→ **Exercise goal**:
Comb through the entries for "JSON" and pull out each line that holds it.

→ **Material provided**:
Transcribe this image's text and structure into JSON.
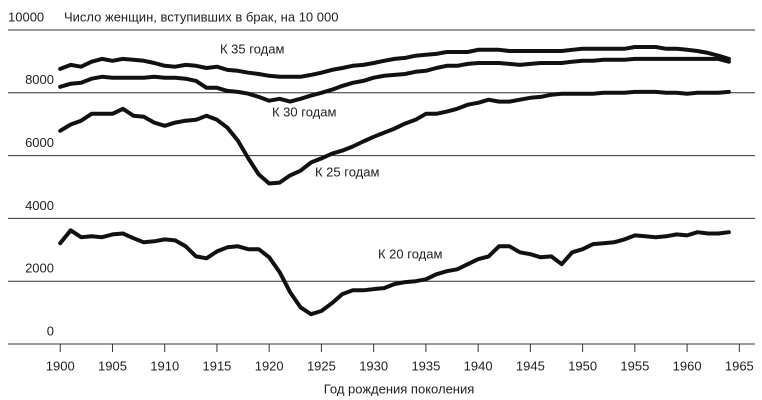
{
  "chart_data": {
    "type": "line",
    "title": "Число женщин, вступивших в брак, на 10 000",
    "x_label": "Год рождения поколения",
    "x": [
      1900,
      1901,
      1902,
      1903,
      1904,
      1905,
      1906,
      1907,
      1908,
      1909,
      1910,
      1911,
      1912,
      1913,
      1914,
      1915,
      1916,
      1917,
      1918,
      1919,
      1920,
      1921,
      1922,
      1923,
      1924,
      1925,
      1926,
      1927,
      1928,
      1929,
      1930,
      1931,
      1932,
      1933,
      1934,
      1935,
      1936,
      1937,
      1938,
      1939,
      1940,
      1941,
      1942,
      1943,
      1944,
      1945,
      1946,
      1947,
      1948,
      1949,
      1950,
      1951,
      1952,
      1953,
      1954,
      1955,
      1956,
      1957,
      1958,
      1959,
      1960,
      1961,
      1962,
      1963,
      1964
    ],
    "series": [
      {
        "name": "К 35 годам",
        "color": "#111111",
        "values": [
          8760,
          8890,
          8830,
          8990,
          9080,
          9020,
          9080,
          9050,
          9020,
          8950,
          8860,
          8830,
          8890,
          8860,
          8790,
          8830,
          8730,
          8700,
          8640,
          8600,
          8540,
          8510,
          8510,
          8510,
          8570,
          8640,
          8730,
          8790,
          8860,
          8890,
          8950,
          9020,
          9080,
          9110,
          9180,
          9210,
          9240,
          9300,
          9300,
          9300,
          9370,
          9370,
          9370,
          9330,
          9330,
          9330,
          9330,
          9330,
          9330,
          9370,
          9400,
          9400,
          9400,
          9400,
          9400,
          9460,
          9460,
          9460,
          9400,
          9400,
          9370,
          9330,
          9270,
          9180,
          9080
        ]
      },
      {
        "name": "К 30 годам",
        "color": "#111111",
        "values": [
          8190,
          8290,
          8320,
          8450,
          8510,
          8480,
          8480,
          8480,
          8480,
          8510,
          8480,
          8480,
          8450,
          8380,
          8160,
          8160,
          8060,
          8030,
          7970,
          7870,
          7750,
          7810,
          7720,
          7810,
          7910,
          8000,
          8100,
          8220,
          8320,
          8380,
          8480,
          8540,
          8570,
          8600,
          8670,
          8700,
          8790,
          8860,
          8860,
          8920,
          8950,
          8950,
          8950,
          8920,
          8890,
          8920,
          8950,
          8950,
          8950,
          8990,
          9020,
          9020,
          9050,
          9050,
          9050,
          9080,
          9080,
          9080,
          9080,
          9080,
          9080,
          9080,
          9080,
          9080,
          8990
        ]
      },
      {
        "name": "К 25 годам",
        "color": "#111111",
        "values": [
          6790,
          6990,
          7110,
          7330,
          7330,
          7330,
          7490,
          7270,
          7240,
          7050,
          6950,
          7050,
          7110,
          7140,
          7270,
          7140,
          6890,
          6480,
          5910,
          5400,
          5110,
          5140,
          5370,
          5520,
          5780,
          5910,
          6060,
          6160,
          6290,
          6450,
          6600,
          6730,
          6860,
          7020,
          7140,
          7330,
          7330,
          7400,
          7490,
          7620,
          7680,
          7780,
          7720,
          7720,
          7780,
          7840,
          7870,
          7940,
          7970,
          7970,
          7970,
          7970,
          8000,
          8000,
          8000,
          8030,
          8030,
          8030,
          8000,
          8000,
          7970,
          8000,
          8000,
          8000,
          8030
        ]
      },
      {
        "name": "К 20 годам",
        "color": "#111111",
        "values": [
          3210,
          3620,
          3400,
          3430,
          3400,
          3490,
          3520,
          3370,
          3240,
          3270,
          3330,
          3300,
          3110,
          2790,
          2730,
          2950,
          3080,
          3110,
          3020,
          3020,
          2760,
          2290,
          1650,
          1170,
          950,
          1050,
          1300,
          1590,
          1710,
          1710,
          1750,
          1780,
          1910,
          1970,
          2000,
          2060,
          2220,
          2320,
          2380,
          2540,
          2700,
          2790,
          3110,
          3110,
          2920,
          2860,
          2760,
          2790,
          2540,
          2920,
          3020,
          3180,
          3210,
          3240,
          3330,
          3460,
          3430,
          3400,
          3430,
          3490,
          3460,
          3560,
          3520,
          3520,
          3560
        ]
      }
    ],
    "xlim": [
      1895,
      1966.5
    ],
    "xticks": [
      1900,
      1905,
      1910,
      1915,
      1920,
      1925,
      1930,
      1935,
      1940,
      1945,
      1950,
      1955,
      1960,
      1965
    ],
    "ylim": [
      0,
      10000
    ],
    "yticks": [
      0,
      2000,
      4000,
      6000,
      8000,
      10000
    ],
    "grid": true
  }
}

* * *

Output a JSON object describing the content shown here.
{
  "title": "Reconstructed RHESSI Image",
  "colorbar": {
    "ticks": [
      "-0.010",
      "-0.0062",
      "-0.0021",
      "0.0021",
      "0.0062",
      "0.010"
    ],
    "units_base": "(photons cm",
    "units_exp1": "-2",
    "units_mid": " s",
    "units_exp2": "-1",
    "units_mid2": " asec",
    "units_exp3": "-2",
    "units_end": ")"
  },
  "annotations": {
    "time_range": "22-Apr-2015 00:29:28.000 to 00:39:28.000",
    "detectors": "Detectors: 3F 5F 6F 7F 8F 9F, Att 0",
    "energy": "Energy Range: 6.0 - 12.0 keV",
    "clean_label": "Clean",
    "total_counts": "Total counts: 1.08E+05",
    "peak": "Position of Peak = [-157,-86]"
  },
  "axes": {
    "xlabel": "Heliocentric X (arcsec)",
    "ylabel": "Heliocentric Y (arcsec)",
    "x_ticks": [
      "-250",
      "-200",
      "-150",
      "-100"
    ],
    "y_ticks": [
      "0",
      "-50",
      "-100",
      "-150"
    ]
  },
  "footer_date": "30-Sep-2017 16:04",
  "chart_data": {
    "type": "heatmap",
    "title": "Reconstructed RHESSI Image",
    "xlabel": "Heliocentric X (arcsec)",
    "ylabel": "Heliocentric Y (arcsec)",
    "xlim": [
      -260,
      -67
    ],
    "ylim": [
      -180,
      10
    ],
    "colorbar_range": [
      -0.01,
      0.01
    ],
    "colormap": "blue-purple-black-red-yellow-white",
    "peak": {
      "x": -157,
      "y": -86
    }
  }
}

→ **Complete answer**:
Transcribe this image's text and structure into JSON.
Output a JSON object describing the content shown here.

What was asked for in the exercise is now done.